*Exercise instructions*. Filter the records below for the word "Artboards". Copy each line that holds it.

*Data extract*.
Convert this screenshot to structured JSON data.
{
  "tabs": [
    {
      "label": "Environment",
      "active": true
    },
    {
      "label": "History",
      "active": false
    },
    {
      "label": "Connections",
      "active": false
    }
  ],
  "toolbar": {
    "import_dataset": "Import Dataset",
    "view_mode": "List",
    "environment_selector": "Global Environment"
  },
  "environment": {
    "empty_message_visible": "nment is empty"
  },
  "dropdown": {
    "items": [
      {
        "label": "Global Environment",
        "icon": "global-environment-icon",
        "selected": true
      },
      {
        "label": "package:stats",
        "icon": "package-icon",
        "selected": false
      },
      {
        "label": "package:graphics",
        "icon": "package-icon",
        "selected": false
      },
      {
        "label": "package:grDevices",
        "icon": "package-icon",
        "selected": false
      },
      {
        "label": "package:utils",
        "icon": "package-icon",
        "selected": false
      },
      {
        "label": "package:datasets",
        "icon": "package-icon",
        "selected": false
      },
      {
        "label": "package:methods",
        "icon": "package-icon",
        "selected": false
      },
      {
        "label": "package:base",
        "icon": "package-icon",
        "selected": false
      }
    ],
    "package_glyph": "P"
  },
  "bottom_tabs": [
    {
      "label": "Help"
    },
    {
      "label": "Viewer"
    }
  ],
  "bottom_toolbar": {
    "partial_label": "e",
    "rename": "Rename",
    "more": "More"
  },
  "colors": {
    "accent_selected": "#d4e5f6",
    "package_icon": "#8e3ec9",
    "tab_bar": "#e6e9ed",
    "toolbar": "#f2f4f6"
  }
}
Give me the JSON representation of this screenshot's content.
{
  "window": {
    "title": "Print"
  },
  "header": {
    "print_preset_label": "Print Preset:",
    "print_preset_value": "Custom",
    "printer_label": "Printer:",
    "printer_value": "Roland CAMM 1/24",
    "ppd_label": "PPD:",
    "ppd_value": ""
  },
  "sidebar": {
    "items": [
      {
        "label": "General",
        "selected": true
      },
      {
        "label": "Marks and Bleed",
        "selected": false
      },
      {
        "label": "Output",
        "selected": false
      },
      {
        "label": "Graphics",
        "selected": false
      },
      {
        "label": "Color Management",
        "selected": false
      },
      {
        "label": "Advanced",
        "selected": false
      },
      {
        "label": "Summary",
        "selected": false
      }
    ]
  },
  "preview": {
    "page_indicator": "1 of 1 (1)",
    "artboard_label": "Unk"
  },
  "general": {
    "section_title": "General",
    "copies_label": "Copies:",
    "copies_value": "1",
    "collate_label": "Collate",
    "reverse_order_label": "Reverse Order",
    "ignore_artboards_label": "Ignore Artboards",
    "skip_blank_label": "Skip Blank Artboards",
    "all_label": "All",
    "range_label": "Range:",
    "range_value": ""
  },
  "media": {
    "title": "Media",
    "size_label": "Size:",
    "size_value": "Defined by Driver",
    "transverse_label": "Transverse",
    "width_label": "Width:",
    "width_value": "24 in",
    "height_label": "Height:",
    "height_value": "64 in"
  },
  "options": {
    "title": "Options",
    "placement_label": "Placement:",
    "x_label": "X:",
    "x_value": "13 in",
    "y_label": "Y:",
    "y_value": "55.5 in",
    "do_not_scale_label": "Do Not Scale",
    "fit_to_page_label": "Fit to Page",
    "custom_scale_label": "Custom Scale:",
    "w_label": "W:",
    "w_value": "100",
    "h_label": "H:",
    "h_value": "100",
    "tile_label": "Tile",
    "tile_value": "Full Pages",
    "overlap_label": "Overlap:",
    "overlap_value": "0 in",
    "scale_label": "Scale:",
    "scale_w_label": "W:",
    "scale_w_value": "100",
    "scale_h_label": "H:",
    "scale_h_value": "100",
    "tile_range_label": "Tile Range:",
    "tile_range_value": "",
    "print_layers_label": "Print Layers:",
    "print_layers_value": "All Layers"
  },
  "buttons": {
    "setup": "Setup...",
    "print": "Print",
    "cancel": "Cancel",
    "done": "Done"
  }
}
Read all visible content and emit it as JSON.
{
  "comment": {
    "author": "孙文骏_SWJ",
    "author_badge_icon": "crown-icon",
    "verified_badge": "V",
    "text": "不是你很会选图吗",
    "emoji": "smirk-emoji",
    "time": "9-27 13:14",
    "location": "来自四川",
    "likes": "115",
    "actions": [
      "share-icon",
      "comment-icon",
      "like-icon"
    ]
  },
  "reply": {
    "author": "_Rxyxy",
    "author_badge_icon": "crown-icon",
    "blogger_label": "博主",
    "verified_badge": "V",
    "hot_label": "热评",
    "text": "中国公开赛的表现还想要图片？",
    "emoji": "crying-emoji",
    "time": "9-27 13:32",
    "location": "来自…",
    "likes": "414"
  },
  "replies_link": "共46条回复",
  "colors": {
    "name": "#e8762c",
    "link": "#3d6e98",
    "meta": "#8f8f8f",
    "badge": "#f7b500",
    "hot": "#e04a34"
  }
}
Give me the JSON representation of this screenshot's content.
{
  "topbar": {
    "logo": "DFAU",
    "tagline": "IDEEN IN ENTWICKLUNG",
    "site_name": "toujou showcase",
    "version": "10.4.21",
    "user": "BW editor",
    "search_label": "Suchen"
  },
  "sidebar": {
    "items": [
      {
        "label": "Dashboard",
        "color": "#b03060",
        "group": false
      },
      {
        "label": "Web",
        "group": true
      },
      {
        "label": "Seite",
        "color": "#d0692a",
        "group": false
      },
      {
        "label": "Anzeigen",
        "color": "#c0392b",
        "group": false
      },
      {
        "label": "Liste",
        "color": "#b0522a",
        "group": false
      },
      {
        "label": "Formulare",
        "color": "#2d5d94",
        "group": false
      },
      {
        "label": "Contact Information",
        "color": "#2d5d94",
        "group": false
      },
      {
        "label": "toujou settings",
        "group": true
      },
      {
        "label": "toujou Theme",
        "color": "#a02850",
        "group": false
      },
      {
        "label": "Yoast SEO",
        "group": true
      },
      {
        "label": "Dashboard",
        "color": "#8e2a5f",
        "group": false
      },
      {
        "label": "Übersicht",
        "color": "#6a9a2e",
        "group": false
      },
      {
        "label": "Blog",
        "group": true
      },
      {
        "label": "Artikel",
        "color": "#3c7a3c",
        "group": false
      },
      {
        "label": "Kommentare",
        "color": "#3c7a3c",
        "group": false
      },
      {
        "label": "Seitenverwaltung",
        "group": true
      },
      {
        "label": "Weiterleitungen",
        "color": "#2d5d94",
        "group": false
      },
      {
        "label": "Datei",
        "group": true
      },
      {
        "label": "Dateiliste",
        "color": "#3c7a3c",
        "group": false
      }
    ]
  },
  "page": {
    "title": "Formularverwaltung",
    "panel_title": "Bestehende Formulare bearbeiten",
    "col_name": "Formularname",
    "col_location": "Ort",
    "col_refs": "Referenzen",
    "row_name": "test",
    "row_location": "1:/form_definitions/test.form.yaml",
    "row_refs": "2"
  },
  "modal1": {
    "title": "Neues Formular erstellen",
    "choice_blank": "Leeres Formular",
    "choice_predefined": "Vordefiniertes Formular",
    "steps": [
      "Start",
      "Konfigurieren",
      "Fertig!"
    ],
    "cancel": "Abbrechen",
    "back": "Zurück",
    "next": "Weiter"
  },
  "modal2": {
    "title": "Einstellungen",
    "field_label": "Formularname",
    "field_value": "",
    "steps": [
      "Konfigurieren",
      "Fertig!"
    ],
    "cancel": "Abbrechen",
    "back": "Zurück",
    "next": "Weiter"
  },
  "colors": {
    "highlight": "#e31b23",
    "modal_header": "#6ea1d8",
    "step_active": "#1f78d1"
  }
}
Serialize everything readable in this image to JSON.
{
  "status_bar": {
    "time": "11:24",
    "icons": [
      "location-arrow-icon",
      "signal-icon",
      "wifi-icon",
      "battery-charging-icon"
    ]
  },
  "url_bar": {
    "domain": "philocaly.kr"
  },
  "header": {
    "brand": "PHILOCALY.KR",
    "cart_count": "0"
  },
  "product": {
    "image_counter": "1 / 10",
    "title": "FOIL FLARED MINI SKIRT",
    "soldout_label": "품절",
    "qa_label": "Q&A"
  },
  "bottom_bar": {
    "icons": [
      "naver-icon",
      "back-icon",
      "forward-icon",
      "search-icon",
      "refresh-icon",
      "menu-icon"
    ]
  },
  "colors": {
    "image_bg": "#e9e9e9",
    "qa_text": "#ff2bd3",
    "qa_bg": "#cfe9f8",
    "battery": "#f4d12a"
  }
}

*Result for this exercise*.
    "ignore_artboards_label": "Ignore Artboards",
    "skip_blank_label": "Skip Blank Artboards",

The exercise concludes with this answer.